*SHORT EXERCISE:* Pick out each line of the records that includes the string "CDDA", and copy it.

******

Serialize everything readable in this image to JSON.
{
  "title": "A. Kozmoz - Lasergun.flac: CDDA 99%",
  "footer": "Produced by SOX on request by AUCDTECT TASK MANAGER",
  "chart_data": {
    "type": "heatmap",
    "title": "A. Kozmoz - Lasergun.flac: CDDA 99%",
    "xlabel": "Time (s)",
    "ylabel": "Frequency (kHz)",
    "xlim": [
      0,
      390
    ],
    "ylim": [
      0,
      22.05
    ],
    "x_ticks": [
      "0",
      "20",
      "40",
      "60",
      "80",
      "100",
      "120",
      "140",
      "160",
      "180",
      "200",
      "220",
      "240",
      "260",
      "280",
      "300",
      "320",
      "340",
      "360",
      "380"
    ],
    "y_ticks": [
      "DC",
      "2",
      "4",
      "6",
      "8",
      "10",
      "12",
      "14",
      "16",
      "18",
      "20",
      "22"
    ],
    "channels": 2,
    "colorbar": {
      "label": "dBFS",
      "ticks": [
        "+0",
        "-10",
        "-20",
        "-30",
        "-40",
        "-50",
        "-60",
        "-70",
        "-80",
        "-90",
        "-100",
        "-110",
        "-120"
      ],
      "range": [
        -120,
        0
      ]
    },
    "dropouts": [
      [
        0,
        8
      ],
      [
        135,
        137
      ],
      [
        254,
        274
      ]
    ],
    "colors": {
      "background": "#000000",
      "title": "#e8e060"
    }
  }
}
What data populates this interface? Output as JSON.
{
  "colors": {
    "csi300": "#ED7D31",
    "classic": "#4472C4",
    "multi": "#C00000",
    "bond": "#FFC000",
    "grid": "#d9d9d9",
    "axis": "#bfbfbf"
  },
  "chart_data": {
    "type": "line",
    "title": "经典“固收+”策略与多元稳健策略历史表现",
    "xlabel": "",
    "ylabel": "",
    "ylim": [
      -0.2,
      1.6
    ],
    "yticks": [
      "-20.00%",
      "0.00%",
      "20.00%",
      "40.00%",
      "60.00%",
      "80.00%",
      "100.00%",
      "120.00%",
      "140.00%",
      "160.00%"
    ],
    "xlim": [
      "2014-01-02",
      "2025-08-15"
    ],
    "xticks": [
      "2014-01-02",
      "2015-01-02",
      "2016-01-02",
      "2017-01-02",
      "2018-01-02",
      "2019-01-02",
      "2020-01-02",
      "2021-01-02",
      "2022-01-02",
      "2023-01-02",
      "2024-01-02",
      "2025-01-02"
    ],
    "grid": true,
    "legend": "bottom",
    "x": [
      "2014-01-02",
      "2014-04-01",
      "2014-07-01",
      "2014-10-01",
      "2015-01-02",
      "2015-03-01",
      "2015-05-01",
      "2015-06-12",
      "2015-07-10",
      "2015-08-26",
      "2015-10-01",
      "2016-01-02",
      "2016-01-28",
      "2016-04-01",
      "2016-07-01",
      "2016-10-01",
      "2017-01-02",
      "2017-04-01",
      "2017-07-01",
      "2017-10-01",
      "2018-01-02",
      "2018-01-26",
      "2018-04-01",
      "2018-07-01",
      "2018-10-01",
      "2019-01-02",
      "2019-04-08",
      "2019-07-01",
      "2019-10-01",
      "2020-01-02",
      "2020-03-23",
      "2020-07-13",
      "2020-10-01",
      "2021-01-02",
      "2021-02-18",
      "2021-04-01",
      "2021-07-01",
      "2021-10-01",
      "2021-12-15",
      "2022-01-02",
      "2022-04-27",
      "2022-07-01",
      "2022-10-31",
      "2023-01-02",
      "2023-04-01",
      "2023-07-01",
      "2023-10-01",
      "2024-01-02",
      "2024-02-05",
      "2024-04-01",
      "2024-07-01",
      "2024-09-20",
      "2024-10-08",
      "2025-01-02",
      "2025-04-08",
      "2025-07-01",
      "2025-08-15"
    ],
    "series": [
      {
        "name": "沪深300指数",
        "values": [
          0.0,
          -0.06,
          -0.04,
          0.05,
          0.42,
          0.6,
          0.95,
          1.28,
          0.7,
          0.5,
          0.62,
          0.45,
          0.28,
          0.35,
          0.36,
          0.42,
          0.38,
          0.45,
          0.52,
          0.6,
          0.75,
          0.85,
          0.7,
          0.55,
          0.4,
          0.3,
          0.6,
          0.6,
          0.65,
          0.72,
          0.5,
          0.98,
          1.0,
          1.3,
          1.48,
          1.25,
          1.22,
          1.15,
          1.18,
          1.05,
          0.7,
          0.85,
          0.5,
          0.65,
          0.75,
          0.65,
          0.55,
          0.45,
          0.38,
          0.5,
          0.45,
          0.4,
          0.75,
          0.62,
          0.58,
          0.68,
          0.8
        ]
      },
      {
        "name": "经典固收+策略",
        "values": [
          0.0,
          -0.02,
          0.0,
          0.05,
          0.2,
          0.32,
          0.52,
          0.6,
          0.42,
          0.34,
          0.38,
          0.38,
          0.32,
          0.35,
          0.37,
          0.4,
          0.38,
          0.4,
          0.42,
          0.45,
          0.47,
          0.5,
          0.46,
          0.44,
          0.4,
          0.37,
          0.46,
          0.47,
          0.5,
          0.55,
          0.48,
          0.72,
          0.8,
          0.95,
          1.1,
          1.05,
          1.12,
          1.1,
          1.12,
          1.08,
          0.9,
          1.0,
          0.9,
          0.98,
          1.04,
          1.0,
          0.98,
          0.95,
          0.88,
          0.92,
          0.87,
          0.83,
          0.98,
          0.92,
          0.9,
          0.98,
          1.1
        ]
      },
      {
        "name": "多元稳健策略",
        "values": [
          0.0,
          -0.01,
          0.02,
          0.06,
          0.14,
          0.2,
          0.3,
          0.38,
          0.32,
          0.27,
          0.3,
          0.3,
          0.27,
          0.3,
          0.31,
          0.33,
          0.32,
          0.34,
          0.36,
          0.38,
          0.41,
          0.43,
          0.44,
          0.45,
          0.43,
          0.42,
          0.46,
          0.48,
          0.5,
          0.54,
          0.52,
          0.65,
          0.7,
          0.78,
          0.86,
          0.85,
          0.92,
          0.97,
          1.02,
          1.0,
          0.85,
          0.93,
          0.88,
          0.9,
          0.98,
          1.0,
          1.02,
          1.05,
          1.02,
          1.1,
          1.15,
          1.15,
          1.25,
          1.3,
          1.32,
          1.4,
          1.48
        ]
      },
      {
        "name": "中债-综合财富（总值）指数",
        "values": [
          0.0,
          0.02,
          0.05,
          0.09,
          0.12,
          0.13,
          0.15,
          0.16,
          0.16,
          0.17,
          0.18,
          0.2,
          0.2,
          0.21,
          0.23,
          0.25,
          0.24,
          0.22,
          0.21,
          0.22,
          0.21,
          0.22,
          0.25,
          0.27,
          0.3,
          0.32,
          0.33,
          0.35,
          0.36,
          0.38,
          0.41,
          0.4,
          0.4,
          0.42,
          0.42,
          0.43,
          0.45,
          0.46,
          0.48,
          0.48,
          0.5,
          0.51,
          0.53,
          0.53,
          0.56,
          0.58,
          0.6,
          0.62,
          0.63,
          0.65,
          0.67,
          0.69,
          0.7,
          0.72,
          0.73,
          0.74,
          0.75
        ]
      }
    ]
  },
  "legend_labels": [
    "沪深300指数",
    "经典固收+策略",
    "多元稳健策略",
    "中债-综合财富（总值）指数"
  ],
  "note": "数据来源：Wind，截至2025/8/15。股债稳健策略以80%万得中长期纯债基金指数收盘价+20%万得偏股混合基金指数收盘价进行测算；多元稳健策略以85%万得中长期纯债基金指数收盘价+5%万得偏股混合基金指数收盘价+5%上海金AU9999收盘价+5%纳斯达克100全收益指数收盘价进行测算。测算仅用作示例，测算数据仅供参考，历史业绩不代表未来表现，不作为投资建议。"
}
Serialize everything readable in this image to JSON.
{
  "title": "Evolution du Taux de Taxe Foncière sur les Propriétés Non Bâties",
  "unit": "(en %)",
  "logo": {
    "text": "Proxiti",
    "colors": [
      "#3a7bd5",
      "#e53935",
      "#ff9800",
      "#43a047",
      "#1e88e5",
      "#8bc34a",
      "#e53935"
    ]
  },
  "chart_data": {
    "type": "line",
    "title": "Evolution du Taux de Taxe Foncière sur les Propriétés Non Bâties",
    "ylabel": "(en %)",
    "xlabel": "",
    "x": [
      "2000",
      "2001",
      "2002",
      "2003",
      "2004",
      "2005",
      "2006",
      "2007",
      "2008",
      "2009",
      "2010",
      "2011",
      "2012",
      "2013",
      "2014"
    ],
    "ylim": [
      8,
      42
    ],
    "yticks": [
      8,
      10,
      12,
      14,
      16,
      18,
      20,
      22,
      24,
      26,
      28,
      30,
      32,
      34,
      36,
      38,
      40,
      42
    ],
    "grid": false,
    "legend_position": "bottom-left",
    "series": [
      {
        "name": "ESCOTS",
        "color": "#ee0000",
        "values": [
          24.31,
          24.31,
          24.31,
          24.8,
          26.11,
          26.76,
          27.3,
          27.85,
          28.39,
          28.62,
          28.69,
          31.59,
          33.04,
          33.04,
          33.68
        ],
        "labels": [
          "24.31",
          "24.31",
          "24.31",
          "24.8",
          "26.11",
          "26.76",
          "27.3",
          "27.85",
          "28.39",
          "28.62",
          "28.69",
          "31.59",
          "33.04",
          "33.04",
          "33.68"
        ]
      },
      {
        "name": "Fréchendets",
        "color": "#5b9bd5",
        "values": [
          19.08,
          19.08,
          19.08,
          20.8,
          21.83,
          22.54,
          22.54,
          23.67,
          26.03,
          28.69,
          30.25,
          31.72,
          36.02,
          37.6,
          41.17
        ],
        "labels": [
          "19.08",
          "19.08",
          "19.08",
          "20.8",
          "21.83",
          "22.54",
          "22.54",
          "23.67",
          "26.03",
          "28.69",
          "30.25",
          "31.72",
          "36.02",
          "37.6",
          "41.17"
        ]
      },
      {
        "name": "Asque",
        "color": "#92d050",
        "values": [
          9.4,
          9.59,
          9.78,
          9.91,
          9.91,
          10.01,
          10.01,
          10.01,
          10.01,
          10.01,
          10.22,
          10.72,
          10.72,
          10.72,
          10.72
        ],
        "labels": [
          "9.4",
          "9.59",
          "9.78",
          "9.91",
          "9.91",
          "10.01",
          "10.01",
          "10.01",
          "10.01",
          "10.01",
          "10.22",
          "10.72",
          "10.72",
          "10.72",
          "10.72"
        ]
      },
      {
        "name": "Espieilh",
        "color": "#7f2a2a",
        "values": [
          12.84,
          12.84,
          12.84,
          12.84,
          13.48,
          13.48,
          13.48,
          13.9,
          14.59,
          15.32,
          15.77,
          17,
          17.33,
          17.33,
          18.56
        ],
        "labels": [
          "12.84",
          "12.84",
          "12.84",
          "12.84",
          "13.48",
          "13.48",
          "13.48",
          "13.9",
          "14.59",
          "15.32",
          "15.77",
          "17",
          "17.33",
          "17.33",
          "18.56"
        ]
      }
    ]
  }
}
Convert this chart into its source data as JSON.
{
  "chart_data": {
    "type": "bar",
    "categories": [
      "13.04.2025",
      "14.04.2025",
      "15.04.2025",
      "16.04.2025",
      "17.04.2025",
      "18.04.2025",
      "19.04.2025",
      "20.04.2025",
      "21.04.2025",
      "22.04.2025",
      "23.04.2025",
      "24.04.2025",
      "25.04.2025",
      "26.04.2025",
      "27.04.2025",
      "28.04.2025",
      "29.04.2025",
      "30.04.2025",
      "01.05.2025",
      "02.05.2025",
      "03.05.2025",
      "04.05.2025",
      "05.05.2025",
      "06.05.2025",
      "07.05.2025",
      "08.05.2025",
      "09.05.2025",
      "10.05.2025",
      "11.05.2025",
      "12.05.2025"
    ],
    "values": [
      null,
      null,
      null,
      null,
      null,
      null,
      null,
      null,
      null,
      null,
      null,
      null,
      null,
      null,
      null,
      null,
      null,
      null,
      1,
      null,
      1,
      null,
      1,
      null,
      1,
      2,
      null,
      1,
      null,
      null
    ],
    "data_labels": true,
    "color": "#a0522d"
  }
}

******

*SOLUTION FOR THIS PROBLEM:*
  "title": "A. Kozmoz - Lasergun.flac: CDDA 99%",
    "title": "A. Kozmoz - Lasergun.flac: CDDA 99%",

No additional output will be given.